* **MATERIAL SHOWN**:
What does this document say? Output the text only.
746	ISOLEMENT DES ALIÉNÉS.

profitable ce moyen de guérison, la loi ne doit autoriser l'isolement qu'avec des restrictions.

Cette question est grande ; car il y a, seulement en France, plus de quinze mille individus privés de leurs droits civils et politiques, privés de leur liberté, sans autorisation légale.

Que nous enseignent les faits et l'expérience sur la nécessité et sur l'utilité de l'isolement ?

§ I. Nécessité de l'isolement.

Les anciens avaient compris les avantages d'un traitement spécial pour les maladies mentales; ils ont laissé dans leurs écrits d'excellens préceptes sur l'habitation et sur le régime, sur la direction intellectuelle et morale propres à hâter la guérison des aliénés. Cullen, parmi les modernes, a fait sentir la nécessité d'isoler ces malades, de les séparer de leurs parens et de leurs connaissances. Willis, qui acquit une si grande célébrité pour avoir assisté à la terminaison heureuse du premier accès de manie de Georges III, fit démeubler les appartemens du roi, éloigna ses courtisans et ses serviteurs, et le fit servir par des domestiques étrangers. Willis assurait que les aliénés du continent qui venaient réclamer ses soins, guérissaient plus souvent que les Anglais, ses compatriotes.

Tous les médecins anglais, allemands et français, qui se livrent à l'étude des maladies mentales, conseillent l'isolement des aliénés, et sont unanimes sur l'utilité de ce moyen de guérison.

...

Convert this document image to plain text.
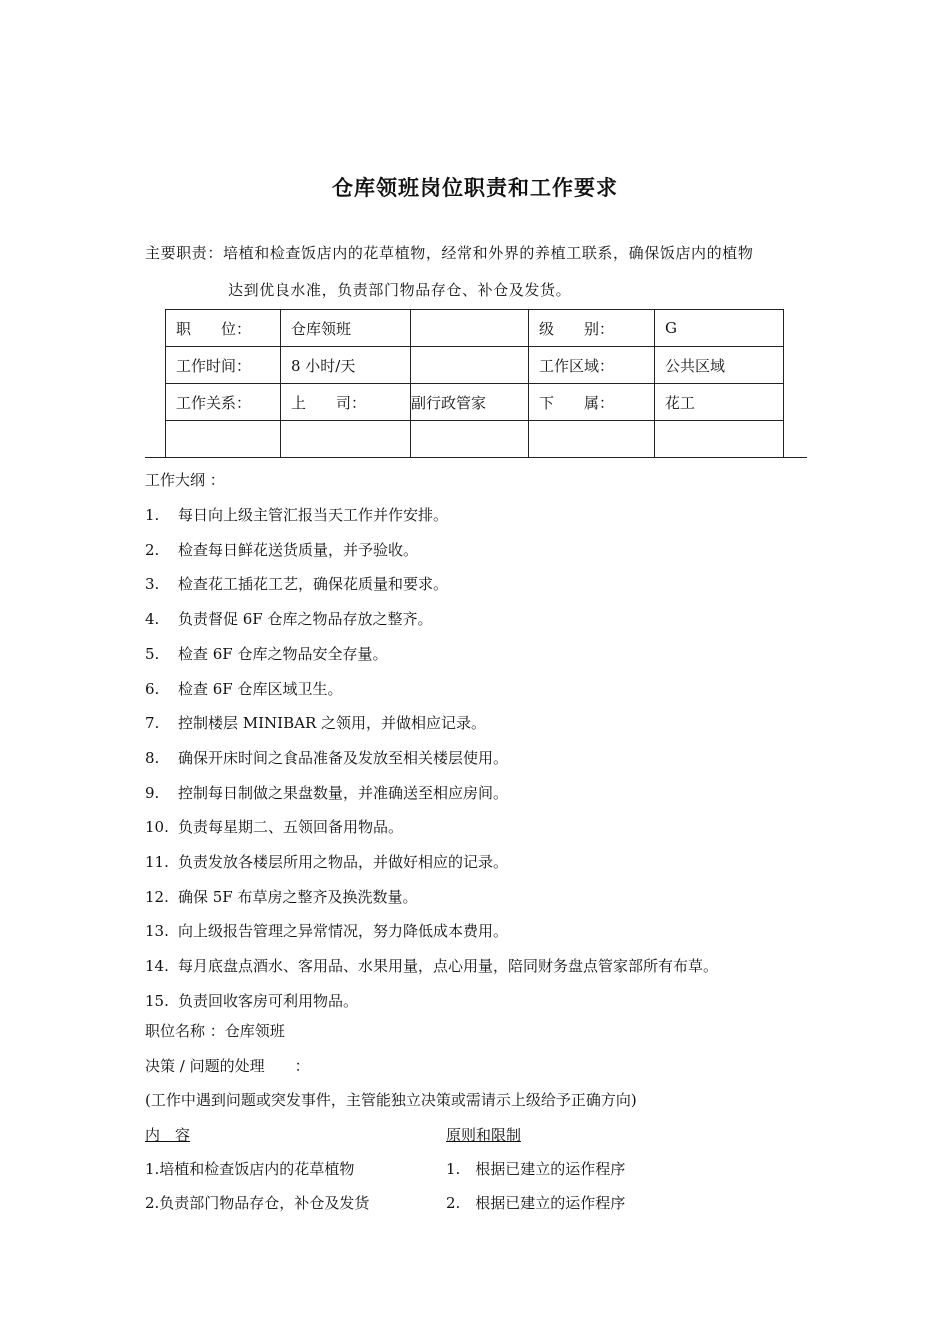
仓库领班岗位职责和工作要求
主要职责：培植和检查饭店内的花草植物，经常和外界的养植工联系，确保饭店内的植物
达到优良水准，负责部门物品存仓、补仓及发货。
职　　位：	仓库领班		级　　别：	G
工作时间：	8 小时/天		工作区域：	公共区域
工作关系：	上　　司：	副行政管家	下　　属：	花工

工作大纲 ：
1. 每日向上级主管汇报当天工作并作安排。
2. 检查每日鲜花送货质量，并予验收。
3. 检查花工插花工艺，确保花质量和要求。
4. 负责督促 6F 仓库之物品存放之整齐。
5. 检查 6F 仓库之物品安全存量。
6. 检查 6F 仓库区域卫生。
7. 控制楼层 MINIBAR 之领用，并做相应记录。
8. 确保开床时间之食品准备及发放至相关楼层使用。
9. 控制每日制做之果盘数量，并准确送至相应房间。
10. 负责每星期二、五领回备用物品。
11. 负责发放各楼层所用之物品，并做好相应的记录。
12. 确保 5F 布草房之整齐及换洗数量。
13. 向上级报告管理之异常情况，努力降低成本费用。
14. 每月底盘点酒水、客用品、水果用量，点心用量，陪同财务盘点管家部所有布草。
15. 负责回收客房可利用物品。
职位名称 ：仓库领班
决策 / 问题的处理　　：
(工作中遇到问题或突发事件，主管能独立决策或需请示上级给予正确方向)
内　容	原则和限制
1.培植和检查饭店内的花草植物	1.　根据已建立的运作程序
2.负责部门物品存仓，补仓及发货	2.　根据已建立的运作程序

* * *

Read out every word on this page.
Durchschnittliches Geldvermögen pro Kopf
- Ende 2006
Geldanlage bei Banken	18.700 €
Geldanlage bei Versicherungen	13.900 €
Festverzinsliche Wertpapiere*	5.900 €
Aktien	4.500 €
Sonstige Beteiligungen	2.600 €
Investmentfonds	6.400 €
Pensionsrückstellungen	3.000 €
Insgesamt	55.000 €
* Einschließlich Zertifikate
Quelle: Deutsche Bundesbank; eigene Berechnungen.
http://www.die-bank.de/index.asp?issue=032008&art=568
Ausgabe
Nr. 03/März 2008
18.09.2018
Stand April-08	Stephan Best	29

* **EXERCISE AIM**:
Write out every line from the entries where "utilité" appears.

* **RESPONSE FOR THIS EXERCISE**:
Que nous enseignent les faits et l'expérience sur la nécessité et sur l'utilité de l'isolement ?
Tous les médecins anglais, allemands et français, qui se livrent à l'étude des maladies mentales, conseillent l'isolement des aliénés, et sont unanimes sur l'utilité de ce moyen de guérison.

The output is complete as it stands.